EXERCISE DIRECTIONS –
Extract everything from the start of the listing down to the line containing "control-point <box>1882 346 1892 356</box>", reproducing those lines unchanged and including both the first line and that final one.

[Listings of annotated regions]
◆ ◆ ◆ ◆ ◆

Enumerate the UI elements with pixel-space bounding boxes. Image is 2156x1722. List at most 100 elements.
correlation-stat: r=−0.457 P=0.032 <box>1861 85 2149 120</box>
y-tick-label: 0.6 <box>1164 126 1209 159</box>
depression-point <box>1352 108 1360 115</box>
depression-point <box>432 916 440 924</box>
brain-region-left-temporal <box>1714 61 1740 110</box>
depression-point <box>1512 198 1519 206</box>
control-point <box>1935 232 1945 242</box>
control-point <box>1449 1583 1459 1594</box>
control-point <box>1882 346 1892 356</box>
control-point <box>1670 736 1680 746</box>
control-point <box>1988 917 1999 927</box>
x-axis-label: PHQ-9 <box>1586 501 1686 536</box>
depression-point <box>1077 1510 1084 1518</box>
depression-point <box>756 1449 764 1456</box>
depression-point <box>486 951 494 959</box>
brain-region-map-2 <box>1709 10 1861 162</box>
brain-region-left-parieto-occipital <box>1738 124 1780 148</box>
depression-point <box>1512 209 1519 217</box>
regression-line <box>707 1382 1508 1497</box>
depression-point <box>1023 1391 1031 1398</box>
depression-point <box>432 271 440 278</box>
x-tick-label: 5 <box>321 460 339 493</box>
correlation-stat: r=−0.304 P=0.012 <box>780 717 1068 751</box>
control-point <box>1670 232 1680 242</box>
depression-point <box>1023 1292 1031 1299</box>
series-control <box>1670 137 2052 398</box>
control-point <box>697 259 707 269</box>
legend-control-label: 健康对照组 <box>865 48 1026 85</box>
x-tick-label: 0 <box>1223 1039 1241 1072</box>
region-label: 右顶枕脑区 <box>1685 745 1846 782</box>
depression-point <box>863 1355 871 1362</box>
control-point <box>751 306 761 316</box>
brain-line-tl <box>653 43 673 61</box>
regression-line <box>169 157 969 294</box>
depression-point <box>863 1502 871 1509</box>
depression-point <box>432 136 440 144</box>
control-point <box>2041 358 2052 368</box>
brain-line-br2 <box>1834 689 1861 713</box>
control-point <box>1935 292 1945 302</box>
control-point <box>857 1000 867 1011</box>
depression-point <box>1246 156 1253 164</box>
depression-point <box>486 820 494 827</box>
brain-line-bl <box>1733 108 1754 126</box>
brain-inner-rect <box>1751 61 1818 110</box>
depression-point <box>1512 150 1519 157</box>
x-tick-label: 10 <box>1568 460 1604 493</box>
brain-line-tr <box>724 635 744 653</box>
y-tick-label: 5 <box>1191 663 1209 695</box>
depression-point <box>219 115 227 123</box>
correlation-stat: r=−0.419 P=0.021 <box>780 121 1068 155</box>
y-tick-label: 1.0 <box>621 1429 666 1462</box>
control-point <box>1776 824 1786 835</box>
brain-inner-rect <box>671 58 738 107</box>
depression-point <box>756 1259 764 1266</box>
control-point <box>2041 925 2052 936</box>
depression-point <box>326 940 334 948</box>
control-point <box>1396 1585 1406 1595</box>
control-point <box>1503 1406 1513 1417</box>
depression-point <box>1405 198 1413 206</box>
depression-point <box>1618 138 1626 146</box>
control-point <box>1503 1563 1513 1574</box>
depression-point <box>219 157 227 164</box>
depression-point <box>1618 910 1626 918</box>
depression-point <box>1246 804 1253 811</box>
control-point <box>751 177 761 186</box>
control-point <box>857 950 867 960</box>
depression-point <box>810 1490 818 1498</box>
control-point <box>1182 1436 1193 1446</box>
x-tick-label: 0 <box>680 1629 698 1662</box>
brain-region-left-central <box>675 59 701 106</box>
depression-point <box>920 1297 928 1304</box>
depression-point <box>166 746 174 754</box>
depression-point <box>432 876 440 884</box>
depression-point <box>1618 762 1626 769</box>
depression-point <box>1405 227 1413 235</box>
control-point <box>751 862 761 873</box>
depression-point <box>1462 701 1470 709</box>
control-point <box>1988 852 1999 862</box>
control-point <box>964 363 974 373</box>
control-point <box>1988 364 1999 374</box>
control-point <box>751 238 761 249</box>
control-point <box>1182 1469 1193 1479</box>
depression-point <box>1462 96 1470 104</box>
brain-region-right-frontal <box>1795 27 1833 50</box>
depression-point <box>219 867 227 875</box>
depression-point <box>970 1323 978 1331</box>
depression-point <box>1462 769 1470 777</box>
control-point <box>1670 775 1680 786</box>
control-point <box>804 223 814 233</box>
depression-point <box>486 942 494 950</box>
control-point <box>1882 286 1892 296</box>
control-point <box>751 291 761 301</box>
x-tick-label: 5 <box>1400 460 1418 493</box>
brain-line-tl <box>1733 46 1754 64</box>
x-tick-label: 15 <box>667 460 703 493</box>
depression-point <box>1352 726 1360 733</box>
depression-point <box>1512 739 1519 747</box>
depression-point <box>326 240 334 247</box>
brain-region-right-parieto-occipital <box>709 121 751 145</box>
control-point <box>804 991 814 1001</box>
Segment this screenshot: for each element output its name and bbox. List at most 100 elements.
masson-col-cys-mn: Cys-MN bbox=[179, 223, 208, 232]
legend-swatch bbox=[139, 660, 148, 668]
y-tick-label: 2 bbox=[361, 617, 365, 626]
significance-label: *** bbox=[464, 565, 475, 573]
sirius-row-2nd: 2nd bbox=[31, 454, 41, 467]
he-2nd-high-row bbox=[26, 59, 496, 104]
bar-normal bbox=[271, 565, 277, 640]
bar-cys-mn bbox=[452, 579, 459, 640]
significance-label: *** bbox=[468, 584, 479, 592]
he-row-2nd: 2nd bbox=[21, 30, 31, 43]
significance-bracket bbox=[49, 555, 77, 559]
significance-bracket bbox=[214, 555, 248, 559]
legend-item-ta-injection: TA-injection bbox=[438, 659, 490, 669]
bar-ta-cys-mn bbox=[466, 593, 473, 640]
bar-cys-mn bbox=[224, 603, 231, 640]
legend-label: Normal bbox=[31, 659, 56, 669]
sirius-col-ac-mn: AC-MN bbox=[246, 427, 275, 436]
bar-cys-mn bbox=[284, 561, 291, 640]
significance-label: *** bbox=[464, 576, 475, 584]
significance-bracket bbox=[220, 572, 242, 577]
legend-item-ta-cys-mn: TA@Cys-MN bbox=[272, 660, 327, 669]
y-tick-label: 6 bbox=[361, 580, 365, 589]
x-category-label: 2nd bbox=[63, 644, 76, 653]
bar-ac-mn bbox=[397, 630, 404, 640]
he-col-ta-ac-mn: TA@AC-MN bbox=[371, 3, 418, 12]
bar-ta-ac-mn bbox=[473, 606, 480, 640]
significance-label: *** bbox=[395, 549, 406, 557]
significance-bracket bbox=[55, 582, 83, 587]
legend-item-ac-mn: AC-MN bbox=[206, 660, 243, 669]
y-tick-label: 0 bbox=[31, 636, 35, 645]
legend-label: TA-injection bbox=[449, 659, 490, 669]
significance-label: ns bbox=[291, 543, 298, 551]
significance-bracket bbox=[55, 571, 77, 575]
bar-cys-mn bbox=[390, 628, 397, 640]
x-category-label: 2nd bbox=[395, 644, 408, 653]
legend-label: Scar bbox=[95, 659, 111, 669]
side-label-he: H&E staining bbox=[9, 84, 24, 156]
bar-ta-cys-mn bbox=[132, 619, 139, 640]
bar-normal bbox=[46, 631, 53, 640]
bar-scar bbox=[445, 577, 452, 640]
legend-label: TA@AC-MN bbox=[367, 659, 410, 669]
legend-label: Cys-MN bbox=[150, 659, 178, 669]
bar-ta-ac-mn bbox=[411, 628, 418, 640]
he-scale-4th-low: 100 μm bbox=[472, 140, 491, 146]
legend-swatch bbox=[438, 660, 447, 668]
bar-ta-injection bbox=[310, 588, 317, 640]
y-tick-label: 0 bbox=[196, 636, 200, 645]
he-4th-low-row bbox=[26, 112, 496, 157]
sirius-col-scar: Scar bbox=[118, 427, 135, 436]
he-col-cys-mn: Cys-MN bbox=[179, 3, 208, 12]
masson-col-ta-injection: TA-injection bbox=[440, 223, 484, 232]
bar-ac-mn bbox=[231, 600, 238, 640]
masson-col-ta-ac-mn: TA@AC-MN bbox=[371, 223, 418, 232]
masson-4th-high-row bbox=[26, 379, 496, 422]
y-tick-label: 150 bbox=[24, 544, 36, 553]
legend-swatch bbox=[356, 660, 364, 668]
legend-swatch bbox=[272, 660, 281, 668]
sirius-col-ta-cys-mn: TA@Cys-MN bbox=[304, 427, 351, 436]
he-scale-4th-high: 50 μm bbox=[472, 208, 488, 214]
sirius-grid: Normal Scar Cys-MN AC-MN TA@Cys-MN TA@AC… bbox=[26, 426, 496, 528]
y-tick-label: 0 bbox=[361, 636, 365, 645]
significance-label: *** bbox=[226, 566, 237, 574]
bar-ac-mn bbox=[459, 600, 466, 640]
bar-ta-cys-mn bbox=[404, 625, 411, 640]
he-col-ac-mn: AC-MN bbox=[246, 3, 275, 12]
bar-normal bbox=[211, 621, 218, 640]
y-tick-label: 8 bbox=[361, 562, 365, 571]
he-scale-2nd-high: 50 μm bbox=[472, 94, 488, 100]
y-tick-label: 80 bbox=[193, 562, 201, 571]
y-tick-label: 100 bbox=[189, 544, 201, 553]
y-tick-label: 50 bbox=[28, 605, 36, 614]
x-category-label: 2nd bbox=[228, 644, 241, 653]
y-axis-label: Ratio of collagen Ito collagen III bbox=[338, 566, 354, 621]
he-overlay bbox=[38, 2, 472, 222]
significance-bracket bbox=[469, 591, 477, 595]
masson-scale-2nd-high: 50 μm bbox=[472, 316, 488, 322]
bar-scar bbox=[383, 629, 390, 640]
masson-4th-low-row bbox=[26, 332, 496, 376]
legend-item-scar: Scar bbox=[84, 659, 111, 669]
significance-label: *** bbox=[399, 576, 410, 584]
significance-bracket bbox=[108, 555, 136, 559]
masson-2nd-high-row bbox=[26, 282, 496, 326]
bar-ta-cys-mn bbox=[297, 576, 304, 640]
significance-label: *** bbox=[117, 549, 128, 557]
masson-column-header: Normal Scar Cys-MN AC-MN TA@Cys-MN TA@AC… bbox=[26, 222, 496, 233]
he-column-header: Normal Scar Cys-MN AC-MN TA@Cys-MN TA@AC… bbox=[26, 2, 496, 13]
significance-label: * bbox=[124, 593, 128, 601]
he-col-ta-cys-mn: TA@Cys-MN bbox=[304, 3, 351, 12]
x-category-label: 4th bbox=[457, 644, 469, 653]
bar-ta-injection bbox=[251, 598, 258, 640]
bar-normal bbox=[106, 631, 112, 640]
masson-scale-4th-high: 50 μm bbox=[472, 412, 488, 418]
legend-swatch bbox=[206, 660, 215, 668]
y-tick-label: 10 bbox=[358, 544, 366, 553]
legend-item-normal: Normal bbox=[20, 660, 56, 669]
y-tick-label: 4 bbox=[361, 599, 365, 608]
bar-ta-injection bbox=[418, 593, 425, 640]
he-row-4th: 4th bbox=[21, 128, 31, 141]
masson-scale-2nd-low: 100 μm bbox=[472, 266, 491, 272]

◆ ◆ ◆ ◆ ◆

SOLUTION –
Enumerate the UI elements with pixel-space bounding boxes. Image is 2156x1722. List at most 100 elements.
correlation-stat: r=−0.457 P=0.032 <box>1861 85 2149 120</box>
y-tick-label: 0.6 <box>1164 126 1209 159</box>
depression-point <box>1352 108 1360 115</box>
depression-point <box>432 916 440 924</box>
brain-region-left-temporal <box>1714 61 1740 110</box>
depression-point <box>1512 198 1519 206</box>
control-point <box>1935 232 1945 242</box>
control-point <box>1449 1583 1459 1594</box>
control-point <box>1882 346 1892 356</box>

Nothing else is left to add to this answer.